Problem to solve >>
Your job is to retype all of the data word for word, leaving every image out.

Rows >>

--------

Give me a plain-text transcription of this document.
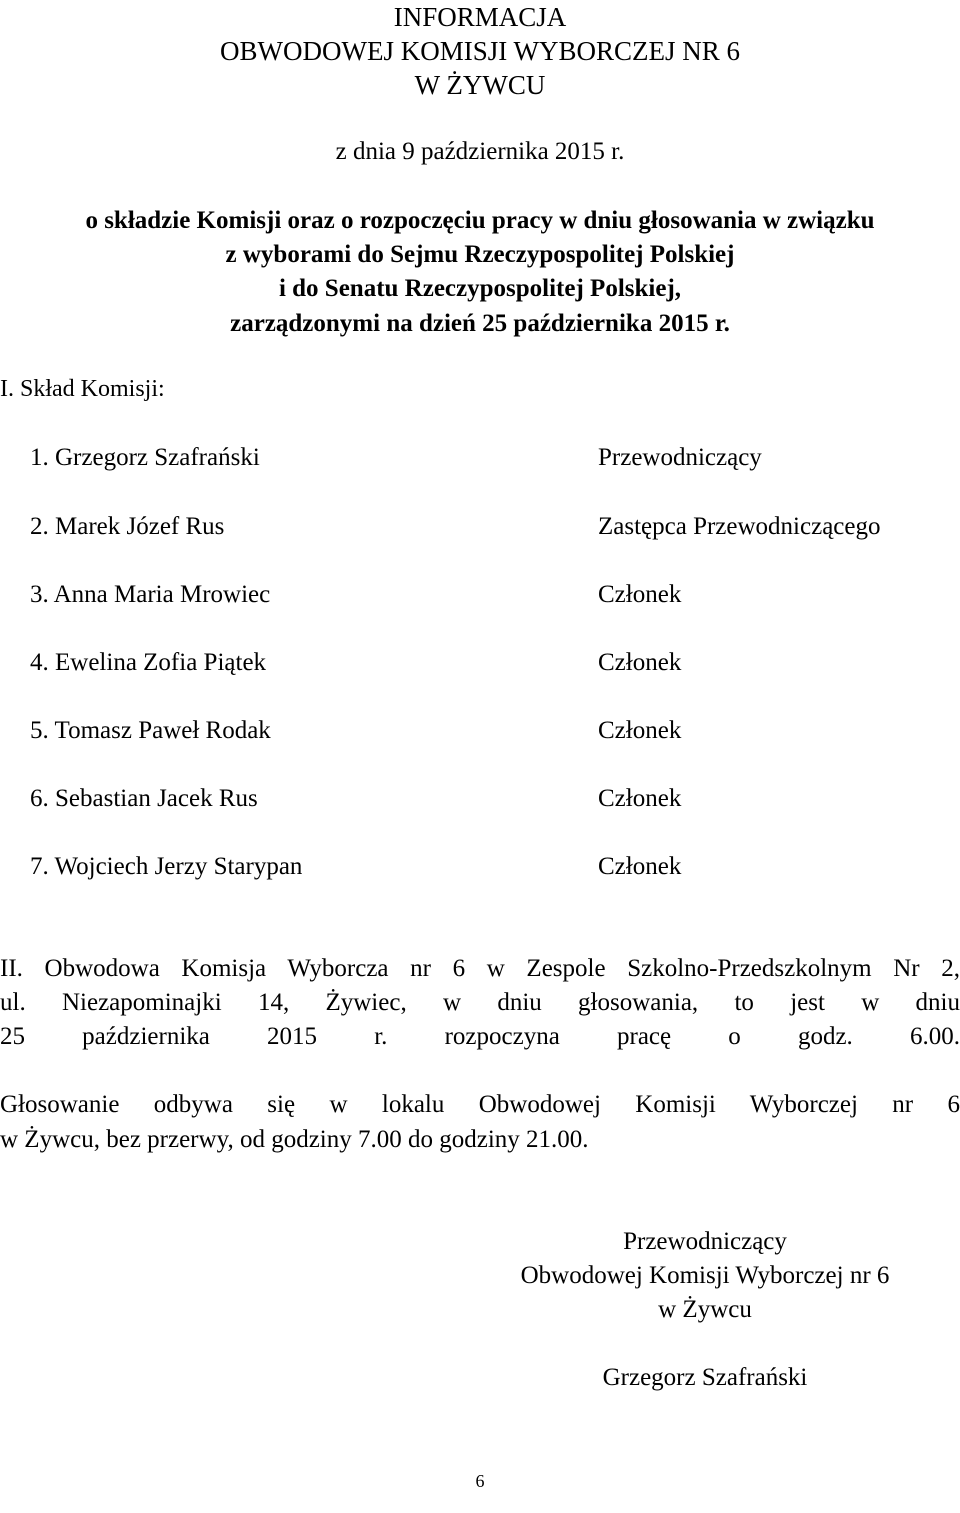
INFORMACJA
OBWODOWEJ KOMISJI WYBORCZEJ NR 6
W ŻYWCU
z dnia 9 października 2015 r.
o składzie Komisji oraz o rozpoczęciu pracy w dniu głosowania w związku
z wyborami do Sejmu Rzeczypospolitej Polskiej
i do Senatu Rzeczypospolitej Polskiej,
zarządzonymi na dzień 25 października 2015 r.
I. Skład Komisji:
1. Grzegorz Szafrański	Przewodniczący
2. Marek Józef Rus	Zastępca Przewodniczącego
3. Anna Maria Mrowiec	Członek
4. Ewelina Zofia Piątek	Członek
5. Tomasz Paweł Rodak	Członek
6. Sebastian Jacek Rus	Członek
7. Wojciech Jerzy Starypan	Członek
II. Obwodowa Komisja Wyborcza nr 6 w Zespole Szkolno-Przedszkolnym Nr 2,
ul. Niezapominajki 14, Żywiec, w dniu głosowania, to jest w dniu
25 października 2015 r. rozpoczyna pracę o godz. 6.00.
Głosowanie odbywa się w lokalu Obwodowej Komisji Wyborczej nr 6
w Żywcu, bez przerwy, od godziny 7.00 do godziny 21.00.
Przewodniczący
Obwodowej Komisji Wyborczej nr 6
w Żywcu
Grzegorz Szafrański
6
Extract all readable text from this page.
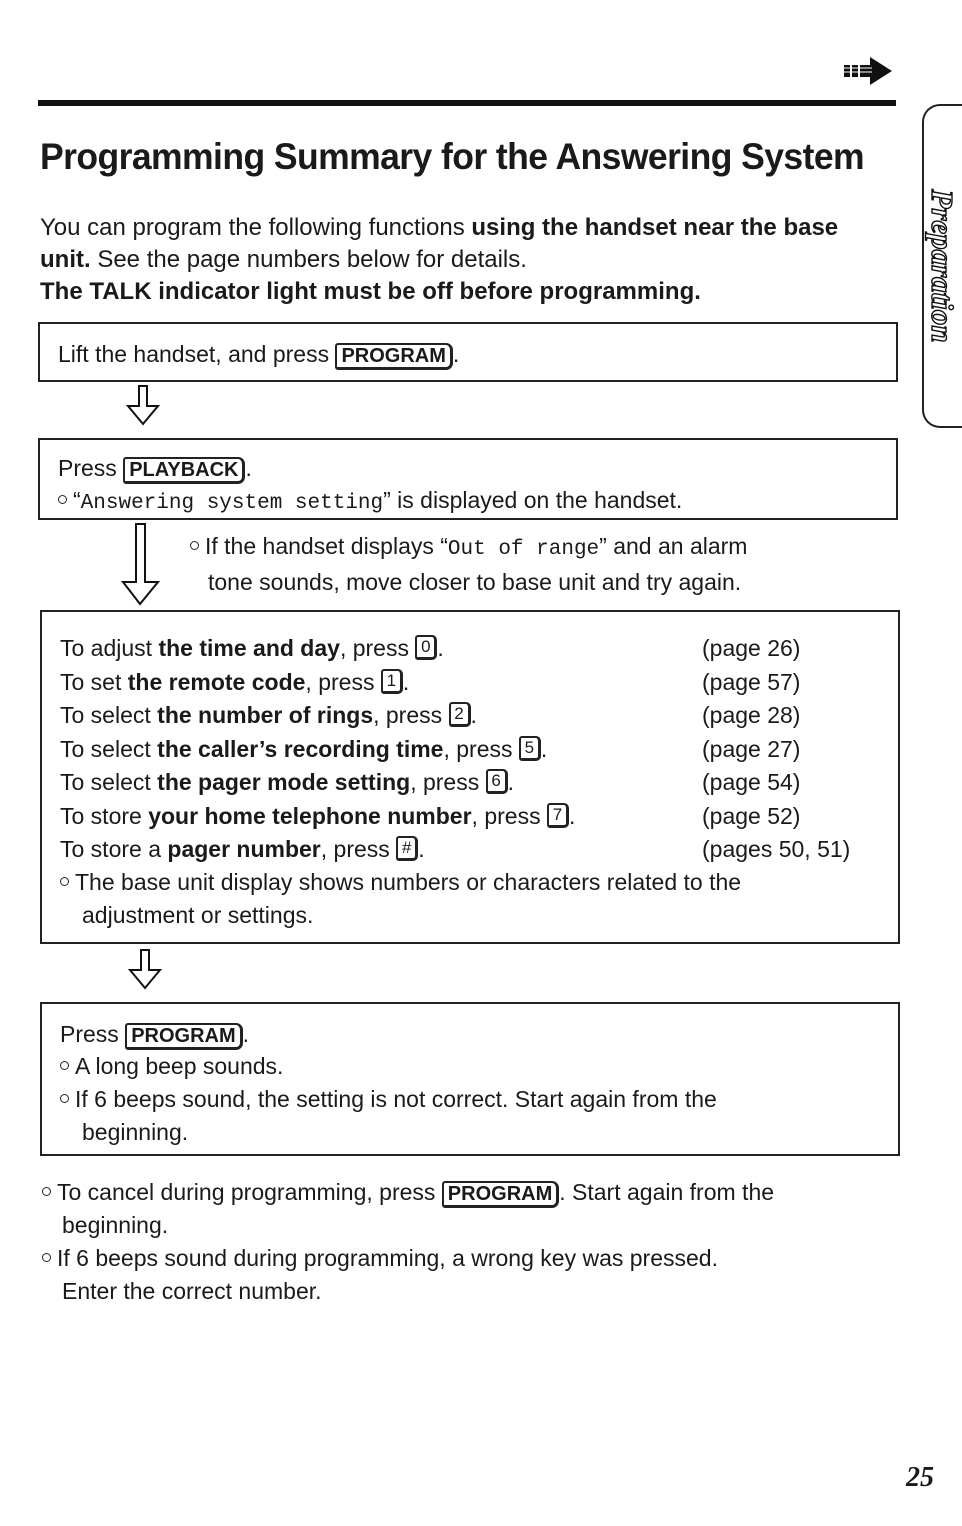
Programming Summary for the Answering System
You can program the following functions using the handset near the base unit. See the page numbers below for details.
The TALK indicator light must be off before programming.
Lift the handset, and press PROGRAM .
Press PLAYBACK .
“Answering system setting” is displayed on the handset.
If the handset displays “Out of range” and an alarm
tone sounds, move closer to base unit and try again.
To adjust the time and day, press 0 .	(page 26)
To set the remote code, press 1 .	(page 57)
To select the number of rings, press 2 .	(page 28)
To select the caller’s recording time, press 5 .	(page 27)
To select the pager mode setting, press 6 .	(page 54)
To store your home telephone number, press 7 .	(page 52)
To store a pager number, press # .	(pages 50, 51)
The base unit display shows numbers or characters related to the
adjustment or settings.
Press PROGRAM .
A long beep sounds.
If 6 beeps sound, the setting is not correct. Start again from the
beginning.
To cancel during programming, press PROGRAM . Start again from the
beginning.
If 6 beeps sound during programming, a wrong key was pressed.
Enter the correct number.
Preparation
25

--------

Task response >>
Give me a plain-text transcription of this document.
INFORMACJA
OBWODOWEJ KOMISJI WYBORCZEJ NR 6
W ŻYWCU
z dnia 9 października 2015 r.
o składzie Komisji oraz o rozpoczęciu pracy w dniu głosowania w związku
z wyborami do Sejmu Rzeczypospolitej Polskiej
i do Senatu Rzeczypospolitej Polskiej,
zarządzonymi na dzień 25 października 2015 r.
I. Skład Komisji:
1. Grzegorz Szafrański	Przewodniczący
2. Marek Józef Rus	Zastępca Przewodniczącego
3. Anna Maria Mrowiec	Członek
4. Ewelina Zofia Piątek	Członek
5. Tomasz Paweł Rodak	Członek
6. Sebastian Jacek Rus	Członek
7. Wojciech Jerzy Starypan	Członek
II. Obwodowa Komisja Wyborcza nr 6 w Zespole Szkolno-Przedszkolnym Nr 2,
ul. Niezapominajki 14, Żywiec, w dniu głosowania, to jest w dniu
25 października 2015 r. rozpoczyna pracę o godz. 6.00.
Głosowanie odbywa się w lokalu Obwodowej Komisji Wyborczej nr 6
w Żywcu, bez przerwy, od godziny 7.00 do godziny 21.00.
Przewodniczący
Obwodowej Komisji Wyborczej nr 6
w Żywcu
Grzegorz Szafrański
6
Extract all readable text from this page.
Programming Summary for the Answering System
You can program the following functions using the handset near the base unit. See the page numbers below for details.
The TALK indicator light must be off before programming.
Lift the handset, and press PROGRAM .
Press PLAYBACK .
“Answering system setting” is displayed on the handset.
If the handset displays “Out of range” and an alarm
tone sounds, move closer to base unit and try again.
To adjust the time and day, press 0 .	(page 26)
To set the remote code, press 1 .	(page 57)
To select the number of rings, press 2 .	(page 28)
To select the caller’s recording time, press 5 .	(page 27)
To select the pager mode setting, press 6 .	(page 54)
To store your home telephone number, press 7 .	(page 52)
To store a pager number, press # .	(pages 50, 51)
The base unit display shows numbers or characters related to the
adjustment or settings.
Press PROGRAM .
A long beep sounds.
If 6 beeps sound, the setting is not correct. Start again from the
beginning.
To cancel during programming, press PROGRAM . Start again from the
beginning.
If 6 beeps sound during programming, a wrong key was pressed.
Enter the correct number.
Preparation
25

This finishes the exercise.